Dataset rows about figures
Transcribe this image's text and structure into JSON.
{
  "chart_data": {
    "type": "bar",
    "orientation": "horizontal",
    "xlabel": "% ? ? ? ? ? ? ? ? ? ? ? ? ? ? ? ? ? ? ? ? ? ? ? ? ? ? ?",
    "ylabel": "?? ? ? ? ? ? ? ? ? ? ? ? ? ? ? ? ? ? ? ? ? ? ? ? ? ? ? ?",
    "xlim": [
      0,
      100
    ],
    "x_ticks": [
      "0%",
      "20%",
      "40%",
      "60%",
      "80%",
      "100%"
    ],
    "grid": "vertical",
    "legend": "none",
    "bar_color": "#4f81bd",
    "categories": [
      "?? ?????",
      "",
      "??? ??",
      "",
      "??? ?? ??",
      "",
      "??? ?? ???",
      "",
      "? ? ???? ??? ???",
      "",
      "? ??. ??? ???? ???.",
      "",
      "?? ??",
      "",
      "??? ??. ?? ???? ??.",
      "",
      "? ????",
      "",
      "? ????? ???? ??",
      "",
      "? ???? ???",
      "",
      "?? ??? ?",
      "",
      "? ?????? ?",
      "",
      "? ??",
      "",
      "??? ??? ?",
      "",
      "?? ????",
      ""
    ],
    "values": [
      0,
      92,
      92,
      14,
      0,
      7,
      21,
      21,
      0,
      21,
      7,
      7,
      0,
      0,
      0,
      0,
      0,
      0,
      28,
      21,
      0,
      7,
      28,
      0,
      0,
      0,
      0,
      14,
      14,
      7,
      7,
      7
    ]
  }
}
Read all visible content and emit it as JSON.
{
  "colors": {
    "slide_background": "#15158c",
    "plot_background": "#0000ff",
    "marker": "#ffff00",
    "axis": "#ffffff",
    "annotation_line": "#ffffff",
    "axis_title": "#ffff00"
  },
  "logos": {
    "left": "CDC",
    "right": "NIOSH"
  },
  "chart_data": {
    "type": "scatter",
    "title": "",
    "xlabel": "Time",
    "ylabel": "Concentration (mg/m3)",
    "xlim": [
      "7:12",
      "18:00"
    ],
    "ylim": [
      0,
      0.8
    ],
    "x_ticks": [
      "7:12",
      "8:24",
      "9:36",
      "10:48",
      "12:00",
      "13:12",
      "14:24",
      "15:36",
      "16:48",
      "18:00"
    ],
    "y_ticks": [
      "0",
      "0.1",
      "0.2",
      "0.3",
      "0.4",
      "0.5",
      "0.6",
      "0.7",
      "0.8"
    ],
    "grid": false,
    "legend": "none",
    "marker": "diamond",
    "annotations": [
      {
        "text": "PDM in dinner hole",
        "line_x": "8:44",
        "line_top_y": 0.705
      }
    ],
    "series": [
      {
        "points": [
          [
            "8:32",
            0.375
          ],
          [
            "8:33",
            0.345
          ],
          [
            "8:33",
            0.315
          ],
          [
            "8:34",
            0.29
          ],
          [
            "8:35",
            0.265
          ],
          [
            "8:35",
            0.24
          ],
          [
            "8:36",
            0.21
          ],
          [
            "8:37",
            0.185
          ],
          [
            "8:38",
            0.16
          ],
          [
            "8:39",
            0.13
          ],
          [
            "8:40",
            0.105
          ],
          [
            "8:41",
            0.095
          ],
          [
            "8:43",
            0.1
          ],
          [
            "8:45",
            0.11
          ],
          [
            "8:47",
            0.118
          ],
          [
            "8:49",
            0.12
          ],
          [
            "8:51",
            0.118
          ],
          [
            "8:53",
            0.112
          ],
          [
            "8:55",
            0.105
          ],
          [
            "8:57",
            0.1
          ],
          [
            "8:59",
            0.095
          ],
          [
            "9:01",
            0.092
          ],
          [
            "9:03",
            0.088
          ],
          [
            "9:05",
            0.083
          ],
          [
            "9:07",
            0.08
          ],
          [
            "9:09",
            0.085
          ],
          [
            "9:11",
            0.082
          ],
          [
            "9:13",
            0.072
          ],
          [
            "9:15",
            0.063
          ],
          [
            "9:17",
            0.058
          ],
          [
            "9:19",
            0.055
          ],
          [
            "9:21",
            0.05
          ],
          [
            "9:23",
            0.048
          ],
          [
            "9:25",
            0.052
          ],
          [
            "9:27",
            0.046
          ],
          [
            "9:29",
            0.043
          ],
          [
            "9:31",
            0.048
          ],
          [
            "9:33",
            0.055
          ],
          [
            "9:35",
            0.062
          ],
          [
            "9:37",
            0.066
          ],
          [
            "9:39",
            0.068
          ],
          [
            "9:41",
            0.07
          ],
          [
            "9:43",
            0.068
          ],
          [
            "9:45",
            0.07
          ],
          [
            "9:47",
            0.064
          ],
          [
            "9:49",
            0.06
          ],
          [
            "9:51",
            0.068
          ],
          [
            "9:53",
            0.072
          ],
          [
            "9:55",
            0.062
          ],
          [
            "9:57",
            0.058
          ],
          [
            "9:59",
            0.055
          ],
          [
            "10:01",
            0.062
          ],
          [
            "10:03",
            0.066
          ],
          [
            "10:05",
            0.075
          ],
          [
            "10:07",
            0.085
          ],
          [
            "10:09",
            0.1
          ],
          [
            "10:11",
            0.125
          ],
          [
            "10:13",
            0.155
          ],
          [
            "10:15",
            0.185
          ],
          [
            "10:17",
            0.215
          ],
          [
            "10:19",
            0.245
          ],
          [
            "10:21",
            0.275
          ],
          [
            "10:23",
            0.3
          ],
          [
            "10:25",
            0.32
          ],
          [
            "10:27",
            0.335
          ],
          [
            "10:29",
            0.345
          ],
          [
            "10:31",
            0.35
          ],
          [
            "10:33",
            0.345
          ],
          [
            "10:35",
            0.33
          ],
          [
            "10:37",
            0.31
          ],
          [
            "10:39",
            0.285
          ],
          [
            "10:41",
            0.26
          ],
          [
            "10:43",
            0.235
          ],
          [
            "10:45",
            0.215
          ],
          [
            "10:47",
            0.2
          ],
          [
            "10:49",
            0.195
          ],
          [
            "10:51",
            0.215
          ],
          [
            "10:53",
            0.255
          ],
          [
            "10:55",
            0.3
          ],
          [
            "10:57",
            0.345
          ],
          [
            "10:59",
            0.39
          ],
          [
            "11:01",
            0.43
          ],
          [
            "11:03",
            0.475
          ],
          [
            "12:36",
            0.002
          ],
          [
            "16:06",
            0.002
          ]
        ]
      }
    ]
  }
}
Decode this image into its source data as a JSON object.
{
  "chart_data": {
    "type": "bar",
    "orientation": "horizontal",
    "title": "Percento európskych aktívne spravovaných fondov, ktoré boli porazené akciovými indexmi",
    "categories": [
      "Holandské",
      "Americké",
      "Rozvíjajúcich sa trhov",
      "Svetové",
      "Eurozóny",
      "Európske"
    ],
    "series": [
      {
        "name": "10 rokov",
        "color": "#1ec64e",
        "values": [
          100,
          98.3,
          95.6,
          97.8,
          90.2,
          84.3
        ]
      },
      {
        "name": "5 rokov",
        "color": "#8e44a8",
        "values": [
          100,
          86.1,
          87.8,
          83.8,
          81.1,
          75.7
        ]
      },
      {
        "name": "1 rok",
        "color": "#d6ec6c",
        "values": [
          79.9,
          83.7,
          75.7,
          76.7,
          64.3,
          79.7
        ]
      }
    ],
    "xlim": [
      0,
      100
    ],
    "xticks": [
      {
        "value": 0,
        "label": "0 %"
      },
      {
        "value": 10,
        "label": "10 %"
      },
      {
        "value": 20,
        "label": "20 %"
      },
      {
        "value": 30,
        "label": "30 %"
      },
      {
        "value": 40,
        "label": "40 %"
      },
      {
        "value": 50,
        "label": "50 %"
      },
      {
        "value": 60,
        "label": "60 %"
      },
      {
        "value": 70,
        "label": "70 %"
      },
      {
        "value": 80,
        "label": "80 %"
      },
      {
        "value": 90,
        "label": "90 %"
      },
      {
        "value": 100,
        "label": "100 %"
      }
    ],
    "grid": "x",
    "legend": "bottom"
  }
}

- STATED TASK: Please quote nothing but the lines from the line with "Decode this image" through the end of the data above, exactly as written, ends included.

- RESPONSE:
Decode this image into its source data as a JSON object.
{
  "chart_data": {
    "type": "bar",
    "orientation": "horizontal",
    "title": "Percento európskych aktívne spravovaných fondov, ktoré boli porazené akciovými indexmi",
    "categories": [
      "Holandské",
      "Americké",
      "Rozvíjajúcich sa trhov",
      "Svetové",
      "Eurozóny",
      "Európske"
    ],
    "series": [
      {
        "name": "10 rokov",
        "color": "#1ec64e",
        "values": [
          100,
          98.3,
          95.6,
          97.8,
          90.2,
          84.3
        ]
      },
      {
        "name": "5 rokov",
        "color": "#8e44a8",
        "values": [
          100,
          86.1,
          87.8,
          83.8,
          81.1,
          75.7
        ]
      },
      {
        "name": "1 rok",
        "color": "#d6ec6c",
        "values": [
          79.9,
          83.7,
          75.7,
          76.7,
          64.3,
          79.7
        ]
      }
    ],
    "xlim": [
      0,
      100
    ],
    "xticks": [
      {
        "value": 0,
        "label": "0 %"
      },
      {
        "value": 10,
        "label": "10 %"
      },
      {
        "value": 20,
        "label": "20 %"
      },
      {
        "value": 30,
        "label": "30 %"
      },
      {
        "value": 40,
        "label": "40 %"
      },
      {
        "value": 50,
        "label": "50 %"
      },
      {
        "value": 60,
        "label": "60 %"
      },
      {
        "value": 70,
        "label": "70 %"
      },
      {
        "value": 80,
        "label": "80 %"
      },
      {
        "value": 90,
        "label": "90 %"
      },
      {
        "value": 100,
        "label": "100 %"
      }
    ],
    "grid": "x",
    "legend": "bottom"
  }
}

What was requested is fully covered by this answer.